■ **WHAT THE TASK REQUIRES**
Write out the full set of records below exactly.

*** MATERIAL FOR THIS EXERCISE ***

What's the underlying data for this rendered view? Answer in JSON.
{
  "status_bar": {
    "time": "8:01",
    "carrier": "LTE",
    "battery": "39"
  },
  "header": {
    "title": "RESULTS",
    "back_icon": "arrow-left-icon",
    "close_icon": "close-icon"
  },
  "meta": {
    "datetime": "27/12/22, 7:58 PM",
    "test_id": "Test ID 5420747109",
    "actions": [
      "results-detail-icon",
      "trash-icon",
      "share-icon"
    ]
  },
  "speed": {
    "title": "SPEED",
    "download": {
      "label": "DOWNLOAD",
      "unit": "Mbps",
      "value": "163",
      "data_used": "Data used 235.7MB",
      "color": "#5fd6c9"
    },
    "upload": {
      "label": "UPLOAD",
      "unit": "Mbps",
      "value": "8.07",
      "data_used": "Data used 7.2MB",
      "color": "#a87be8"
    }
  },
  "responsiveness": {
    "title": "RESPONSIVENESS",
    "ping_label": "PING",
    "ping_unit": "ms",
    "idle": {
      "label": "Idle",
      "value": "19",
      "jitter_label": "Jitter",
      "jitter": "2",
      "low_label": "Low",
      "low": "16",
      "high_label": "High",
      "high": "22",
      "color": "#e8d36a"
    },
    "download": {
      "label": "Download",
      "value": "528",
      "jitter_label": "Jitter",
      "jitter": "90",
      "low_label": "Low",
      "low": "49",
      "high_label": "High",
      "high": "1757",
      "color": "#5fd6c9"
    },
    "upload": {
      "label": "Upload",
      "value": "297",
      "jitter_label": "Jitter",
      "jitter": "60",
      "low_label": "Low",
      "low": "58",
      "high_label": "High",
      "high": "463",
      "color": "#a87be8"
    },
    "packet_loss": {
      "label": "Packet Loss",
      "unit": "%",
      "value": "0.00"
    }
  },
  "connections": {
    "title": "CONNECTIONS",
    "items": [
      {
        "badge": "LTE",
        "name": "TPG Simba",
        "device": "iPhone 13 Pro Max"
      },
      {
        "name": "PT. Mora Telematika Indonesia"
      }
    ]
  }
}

***

■ **FULL SOLUTION**
What's the underlying data for this rendered view? Answer in JSON.
{
  "status_bar": {
    "time": "8:01",
    "carrier": "LTE",
    "battery": "39"
  },
  "header": {
    "title": "RESULTS",
    "back_icon": "arrow-left-icon",
    "close_icon": "close-icon"
  },
  "meta": {
    "datetime": "27/12/22, 7:58 PM",
    "test_id": "Test ID 5420747109",
    "actions": [
      "results-detail-icon",
      "trash-icon",
      "share-icon"
    ]
  },
  "speed": {
    "title": "SPEED",
    "download": {
      "label": "DOWNLOAD",
      "unit": "Mbps",
      "value": "163",
      "data_used": "Data used 235.7MB",
      "color": "#5fd6c9"
    },
    "upload": {
      "label": "UPLOAD",
      "unit": "Mbps",
      "value": "8.07",
      "data_used": "Data used 7.2MB",
      "color": "#a87be8"
    }
  },
  "responsiveness": {
    "title": "RESPONSIVENESS",
    "ping_label": "PING",
    "ping_unit": "ms",
    "idle": {
      "label": "Idle",
      "value": "19",
      "jitter_label": "Jitter",
      "jitter": "2",
      "low_label": "Low",
      "low": "16",
      "high_label": "High",
      "high": "22",
      "color": "#e8d36a"
    },
    "download": {
      "label": "Download",
      "value": "528",
      "jitter_label": "Jitter",
      "jitter": "90",
      "low_label": "Low",
      "low": "49",
      "high_label": "High",
      "high": "1757",
      "color": "#5fd6c9"
    },
    "upload": {
      "label": "Upload",
      "value": "297",
      "jitter_label": "Jitter",
      "jitter": "60",
      "low_label": "Low",
      "low": "58",
      "high_label": "High",
      "high": "463",
      "color": "#a87be8"
    },
    "packet_loss": {
      "label": "Packet Loss",
      "unit": "%",
      "value": "0.00"
    }
  },
  "connections": {
    "title": "CONNECTIONS",
    "items": [
      {
        "badge": "LTE",
        "name": "TPG Simba",
        "device": "iPhone 13 Pro Max"
      },
      {
        "name": "PT. Mora Telematika Indonesia"
      }
    ]
  }
}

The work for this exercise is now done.